TASKS TO PERFORM:
A. In the iPad Air speaker passage, what usually happened when someone held the previous full-sized iPad in landscape with the speaker side down?
B. Write the next part of the iPad Air speaker passage, picking up after its final sentence.
PASSAGE SHOWN section start
It's arguable, though, how much value stereo speakers really provide when they're so close together, and when they're restricted to only one edge of the iPad. After all, hold it in landscape to watch a movie or TV show, and you can enjoy stereo coming from just one side. In an ideal world, there's be speakers on all four sides, so no matter which way you hold it, it could intelligently project sound from both sides. Maybe one day?

There is one big advantage to having speakers on either side of the Lightning connector - you no longer have to worry about how you hold the iPad Air in landscape mode. With the previous generation full-sized iPad, holding it with the speaker side down meant your hand had a high likelihood of covering it, effectively killing the sound. Now, even if and when you cover one speaker, the other still comes through loud and clear.
PASSAGE SHOWN section end
DATA PROVIDED section start
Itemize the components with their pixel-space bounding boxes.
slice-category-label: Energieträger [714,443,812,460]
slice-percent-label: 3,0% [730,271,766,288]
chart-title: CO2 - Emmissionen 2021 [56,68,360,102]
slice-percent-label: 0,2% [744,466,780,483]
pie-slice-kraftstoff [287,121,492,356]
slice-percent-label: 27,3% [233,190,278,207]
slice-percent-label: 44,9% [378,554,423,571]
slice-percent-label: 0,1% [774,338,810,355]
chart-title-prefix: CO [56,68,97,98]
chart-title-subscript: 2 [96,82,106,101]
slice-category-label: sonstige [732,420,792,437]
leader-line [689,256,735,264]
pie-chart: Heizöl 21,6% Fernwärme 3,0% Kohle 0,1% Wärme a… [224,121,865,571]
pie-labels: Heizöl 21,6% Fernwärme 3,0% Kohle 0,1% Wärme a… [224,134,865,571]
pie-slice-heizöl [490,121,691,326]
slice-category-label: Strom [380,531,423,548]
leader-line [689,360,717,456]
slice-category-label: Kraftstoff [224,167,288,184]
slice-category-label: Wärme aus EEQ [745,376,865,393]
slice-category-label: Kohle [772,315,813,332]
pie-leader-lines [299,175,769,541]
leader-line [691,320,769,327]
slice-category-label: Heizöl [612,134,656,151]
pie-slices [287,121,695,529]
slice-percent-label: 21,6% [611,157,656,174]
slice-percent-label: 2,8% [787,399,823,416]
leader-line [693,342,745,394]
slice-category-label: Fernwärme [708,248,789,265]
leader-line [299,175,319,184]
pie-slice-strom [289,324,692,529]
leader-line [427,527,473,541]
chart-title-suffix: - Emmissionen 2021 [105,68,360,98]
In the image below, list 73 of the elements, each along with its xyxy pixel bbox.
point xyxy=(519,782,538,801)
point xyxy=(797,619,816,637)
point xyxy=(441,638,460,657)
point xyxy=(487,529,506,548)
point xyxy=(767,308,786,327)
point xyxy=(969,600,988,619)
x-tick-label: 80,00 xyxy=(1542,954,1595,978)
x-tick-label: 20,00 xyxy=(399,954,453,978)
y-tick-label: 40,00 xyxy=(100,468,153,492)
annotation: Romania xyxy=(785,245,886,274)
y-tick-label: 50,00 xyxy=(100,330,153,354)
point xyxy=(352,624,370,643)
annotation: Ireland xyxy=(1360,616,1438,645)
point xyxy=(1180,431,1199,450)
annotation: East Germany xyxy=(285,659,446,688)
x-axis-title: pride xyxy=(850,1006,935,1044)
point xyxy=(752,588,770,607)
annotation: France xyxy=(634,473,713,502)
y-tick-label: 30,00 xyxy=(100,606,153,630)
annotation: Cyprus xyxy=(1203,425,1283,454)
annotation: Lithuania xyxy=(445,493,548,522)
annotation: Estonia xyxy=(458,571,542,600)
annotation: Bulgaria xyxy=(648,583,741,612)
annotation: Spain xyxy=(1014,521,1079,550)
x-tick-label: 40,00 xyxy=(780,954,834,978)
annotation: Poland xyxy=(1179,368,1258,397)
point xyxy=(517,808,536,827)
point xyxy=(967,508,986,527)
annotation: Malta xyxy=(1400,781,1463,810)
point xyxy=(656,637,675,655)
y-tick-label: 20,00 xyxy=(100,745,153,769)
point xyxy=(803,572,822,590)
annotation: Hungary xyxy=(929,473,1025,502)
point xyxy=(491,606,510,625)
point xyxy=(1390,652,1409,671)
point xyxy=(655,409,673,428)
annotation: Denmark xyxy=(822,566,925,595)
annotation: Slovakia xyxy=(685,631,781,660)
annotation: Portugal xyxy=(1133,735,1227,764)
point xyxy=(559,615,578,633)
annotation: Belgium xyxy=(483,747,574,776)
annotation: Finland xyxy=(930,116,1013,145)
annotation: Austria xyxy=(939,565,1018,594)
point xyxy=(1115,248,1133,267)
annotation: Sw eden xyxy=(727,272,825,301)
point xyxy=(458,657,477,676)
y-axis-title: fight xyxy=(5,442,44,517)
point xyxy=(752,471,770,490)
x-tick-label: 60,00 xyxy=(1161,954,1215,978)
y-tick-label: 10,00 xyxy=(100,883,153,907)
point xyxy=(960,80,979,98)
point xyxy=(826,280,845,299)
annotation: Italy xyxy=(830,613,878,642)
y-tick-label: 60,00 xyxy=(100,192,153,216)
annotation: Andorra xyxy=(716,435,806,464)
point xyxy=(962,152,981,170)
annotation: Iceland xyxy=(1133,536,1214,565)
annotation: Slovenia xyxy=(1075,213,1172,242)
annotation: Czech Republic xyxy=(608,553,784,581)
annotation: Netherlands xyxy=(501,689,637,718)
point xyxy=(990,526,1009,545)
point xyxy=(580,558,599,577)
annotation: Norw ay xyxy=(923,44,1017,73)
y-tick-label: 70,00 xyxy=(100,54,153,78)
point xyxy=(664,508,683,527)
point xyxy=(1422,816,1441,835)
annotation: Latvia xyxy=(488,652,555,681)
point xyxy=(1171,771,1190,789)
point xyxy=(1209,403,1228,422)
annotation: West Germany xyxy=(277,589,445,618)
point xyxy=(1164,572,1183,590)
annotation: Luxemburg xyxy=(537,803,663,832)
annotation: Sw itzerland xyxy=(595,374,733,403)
DATA PROVIDED section end
RESULTS BY TASK:
A. Their hand was likely to cover the speaker, effectively killing the sound.

B.
Speaking of loud and clear, the iPad Air also doubles up on microphones. That allows iOS to pick the best mic possible for FaceTime, Siri, and other use-cases, and employ the other one for noise cancellation. The result is better audio capture in a wider variety of situations. Now all we need is some of that hot, iPhone-style, beam-forming action.

iPad Air Apple A7 64-bit performance

Everything you need to know about Apple's all-new 64-bit A7 system-on-a-chip, and the next generation Cyclone processor

The iPad Air shares Apple's new, unified mobile chipset platform - the Apple A7. Previously, full-sized iPads required a special variant of Apple's in-house chipsets in order to push around their massive 2048x1536 Retina displays. The A5X quad-core GPU on the iPad 3 was barely up to the task and Apple replaced it 6 months later with an Apple A6X, based on their first custom-CPU, the Swift. The monstrously powerful Apple A7 needs no puny X. It needs only its next-generation custom-CPU, the Cyclone, clocked ever-so-slightly faster, and a PowerFX Series 6 "Rogue" GPU - likely the G6430. It's 64-bit. It supports OpenGL ES 3.0. It includes an Apple M7 motion coprocessor. In Apple-parlance, it's a screamer.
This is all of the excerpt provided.